▸ **WRITTEN REQUEST**
Return every entry exactly as written.

▸ **EXERCISE INPUT**
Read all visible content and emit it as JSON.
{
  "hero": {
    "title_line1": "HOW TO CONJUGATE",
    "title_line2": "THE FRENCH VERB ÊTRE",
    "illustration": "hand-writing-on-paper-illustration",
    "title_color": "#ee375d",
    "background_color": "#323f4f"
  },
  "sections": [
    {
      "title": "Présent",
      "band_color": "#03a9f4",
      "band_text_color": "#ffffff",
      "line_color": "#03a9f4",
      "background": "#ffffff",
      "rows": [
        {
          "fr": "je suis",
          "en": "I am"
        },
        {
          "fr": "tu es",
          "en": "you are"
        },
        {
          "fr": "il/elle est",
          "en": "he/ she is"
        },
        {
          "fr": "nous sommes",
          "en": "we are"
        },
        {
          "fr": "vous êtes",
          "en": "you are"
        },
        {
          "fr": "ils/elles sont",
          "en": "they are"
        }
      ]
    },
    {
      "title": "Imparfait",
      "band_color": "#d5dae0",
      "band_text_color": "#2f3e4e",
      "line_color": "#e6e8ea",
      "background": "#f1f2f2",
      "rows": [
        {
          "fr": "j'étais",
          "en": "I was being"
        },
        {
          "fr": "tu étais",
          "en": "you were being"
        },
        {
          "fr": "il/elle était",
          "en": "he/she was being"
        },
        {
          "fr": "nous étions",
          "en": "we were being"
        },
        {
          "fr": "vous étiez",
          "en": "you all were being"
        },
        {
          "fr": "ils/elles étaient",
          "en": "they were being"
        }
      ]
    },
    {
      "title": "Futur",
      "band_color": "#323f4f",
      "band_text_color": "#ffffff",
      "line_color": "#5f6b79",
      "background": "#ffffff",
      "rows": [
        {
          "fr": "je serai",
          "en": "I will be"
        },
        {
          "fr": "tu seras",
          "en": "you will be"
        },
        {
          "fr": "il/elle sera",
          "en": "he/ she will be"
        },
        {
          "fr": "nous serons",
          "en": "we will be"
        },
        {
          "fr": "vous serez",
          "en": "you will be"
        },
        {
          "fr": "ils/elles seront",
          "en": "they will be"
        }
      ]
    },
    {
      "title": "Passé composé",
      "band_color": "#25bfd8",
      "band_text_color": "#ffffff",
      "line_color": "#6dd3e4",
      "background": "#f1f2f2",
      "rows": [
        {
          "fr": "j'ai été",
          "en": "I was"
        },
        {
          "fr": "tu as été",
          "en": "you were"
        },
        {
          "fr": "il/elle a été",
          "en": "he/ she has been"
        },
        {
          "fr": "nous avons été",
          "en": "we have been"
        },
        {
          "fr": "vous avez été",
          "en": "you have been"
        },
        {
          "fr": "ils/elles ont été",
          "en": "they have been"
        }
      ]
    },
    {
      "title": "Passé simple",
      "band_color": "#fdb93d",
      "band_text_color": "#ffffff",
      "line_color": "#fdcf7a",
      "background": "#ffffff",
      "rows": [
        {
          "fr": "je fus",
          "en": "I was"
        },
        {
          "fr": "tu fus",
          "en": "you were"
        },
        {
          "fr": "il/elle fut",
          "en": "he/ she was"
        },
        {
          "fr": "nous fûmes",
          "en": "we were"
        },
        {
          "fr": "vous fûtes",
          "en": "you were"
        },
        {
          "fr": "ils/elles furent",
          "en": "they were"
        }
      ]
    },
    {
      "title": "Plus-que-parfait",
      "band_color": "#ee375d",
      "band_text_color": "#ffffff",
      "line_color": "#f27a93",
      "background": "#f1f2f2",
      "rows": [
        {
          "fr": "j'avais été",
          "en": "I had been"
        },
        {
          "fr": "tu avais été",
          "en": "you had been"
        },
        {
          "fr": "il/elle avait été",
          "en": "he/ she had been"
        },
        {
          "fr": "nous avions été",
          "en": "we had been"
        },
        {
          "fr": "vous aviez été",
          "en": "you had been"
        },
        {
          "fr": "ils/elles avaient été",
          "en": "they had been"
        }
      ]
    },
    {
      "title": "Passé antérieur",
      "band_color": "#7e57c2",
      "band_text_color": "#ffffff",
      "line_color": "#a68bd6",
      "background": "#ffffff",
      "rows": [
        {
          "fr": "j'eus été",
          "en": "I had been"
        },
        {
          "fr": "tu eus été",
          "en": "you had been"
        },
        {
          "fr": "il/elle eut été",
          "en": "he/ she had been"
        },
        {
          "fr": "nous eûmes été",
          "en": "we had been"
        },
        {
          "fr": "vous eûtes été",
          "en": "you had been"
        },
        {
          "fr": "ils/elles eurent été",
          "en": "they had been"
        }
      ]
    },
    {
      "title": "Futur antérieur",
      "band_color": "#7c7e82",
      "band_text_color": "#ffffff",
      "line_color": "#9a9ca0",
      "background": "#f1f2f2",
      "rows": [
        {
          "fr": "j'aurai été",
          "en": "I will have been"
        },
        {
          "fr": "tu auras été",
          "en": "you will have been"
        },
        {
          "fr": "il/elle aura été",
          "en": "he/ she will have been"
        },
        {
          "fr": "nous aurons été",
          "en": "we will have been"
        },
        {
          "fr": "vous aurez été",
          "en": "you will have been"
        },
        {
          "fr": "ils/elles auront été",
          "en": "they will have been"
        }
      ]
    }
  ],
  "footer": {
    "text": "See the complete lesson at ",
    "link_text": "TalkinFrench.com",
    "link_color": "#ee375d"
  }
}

▸ **FINISHED TASK**
Read all visible content and emit it as JSON.
{
  "hero": {
    "title_line1": "HOW TO CONJUGATE",
    "title_line2": "THE FRENCH VERB ÊTRE",
    "illustration": "hand-writing-on-paper-illustration",
    "title_color": "#ee375d",
    "background_color": "#323f4f"
  },
  "sections": [
    {
      "title": "Présent",
      "band_color": "#03a9f4",
      "band_text_color": "#ffffff",
      "line_color": "#03a9f4",
      "background": "#ffffff",
      "rows": [
        {
          "fr": "je suis",
          "en": "I am"
        },
        {
          "fr": "tu es",
          "en": "you are"
        },
        {
          "fr": "il/elle est",
          "en": "he/ she is"
        },
        {
          "fr": "nous sommes",
          "en": "we are"
        },
        {
          "fr": "vous êtes",
          "en": "you are"
        },
        {
          "fr": "ils/elles sont",
          "en": "they are"
        }
      ]
    },
    {
      "title": "Imparfait",
      "band_color": "#d5dae0",
      "band_text_color": "#2f3e4e",
      "line_color": "#e6e8ea",
      "background": "#f1f2f2",
      "rows": [
        {
          "fr": "j'étais",
          "en": "I was being"
        },
        {
          "fr": "tu étais",
          "en": "you were being"
        },
        {
          "fr": "il/elle était",
          "en": "he/she was being"
        },
        {
          "fr": "nous étions",
          "en": "we were being"
        },
        {
          "fr": "vous étiez",
          "en": "you all were being"
        },
        {
          "fr": "ils/elles étaient",
          "en": "they were being"
        }
      ]
    },
    {
      "title": "Futur",
      "band_color": "#323f4f",
      "band_text_color": "#ffffff",
      "line_color": "#5f6b79",
      "background": "#ffffff",
      "rows": [
        {
          "fr": "je serai",
          "en": "I will be"
        },
        {
          "fr": "tu seras",
          "en": "you will be"
        },
        {
          "fr": "il/elle sera",
          "en": "he/ she will be"
        },
        {
          "fr": "nous serons",
          "en": "we will be"
        },
        {
          "fr": "vous serez",
          "en": "you will be"
        },
        {
          "fr": "ils/elles seront",
          "en": "they will be"
        }
      ]
    },
    {
      "title": "Passé composé",
      "band_color": "#25bfd8",
      "band_text_color": "#ffffff",
      "line_color": "#6dd3e4",
      "background": "#f1f2f2",
      "rows": [
        {
          "fr": "j'ai été",
          "en": "I was"
        },
        {
          "fr": "tu as été",
          "en": "you were"
        },
        {
          "fr": "il/elle a été",
          "en": "he/ she has been"
        },
        {
          "fr": "nous avons été",
          "en": "we have been"
        },
        {
          "fr": "vous avez été",
          "en": "you have been"
        },
        {
          "fr": "ils/elles ont été",
          "en": "they have been"
        }
      ]
    },
    {
      "title": "Passé simple",
      "band_color": "#fdb93d",
      "band_text_color": "#ffffff",
      "line_color": "#fdcf7a",
      "background": "#ffffff",
      "rows": [
        {
          "fr": "je fus",
          "en": "I was"
        },
        {
          "fr": "tu fus",
          "en": "you were"
        },
        {
          "fr": "il/elle fut",
          "en": "he/ she was"
        },
        {
          "fr": "nous fûmes",
          "en": "we were"
        },
        {
          "fr": "vous fûtes",
          "en": "you were"
        },
        {
          "fr": "ils/elles furent",
          "en": "they were"
        }
      ]
    },
    {
      "title": "Plus-que-parfait",
      "band_color": "#ee375d",
      "band_text_color": "#ffffff",
      "line_color": "#f27a93",
      "background": "#f1f2f2",
      "rows": [
        {
          "fr": "j'avais été",
          "en": "I had been"
        },
        {
          "fr": "tu avais été",
          "en": "you had been"
        },
        {
          "fr": "il/elle avait été",
          "en": "he/ she had been"
        },
        {
          "fr": "nous avions été",
          "en": "we had been"
        },
        {
          "fr": "vous aviez été",
          "en": "you had been"
        },
        {
          "fr": "ils/elles avaient été",
          "en": "they had been"
        }
      ]
    },
    {
      "title": "Passé antérieur",
      "band_color": "#7e57c2",
      "band_text_color": "#ffffff",
      "line_color": "#a68bd6",
      "background": "#ffffff",
      "rows": [
        {
          "fr": "j'eus été",
          "en": "I had been"
        },
        {
          "fr": "tu eus été",
          "en": "you had been"
        },
        {
          "fr": "il/elle eut été",
          "en": "he/ she had been"
        },
        {
          "fr": "nous eûmes été",
          "en": "we had been"
        },
        {
          "fr": "vous eûtes été",
          "en": "you had been"
        },
        {
          "fr": "ils/elles eurent été",
          "en": "they had been"
        }
      ]
    },
    {
      "title": "Futur antérieur",
      "band_color": "#7c7e82",
      "band_text_color": "#ffffff",
      "line_color": "#9a9ca0",
      "background": "#f1f2f2",
      "rows": [
        {
          "fr": "j'aurai été",
          "en": "I will have been"
        },
        {
          "fr": "tu auras été",
          "en": "you will have been"
        },
        {
          "fr": "il/elle aura été",
          "en": "he/ she will have been"
        },
        {
          "fr": "nous aurons été",
          "en": "we will have been"
        },
        {
          "fr": "vous aurez été",
          "en": "you will have been"
        },
        {
          "fr": "ils/elles auront été",
          "en": "they will have been"
        }
      ]
    }
  ],
  "footer": {
    "text": "See the complete lesson at ",
    "link_text": "TalkinFrench.com",
    "link_color": "#ee375d"
  }
}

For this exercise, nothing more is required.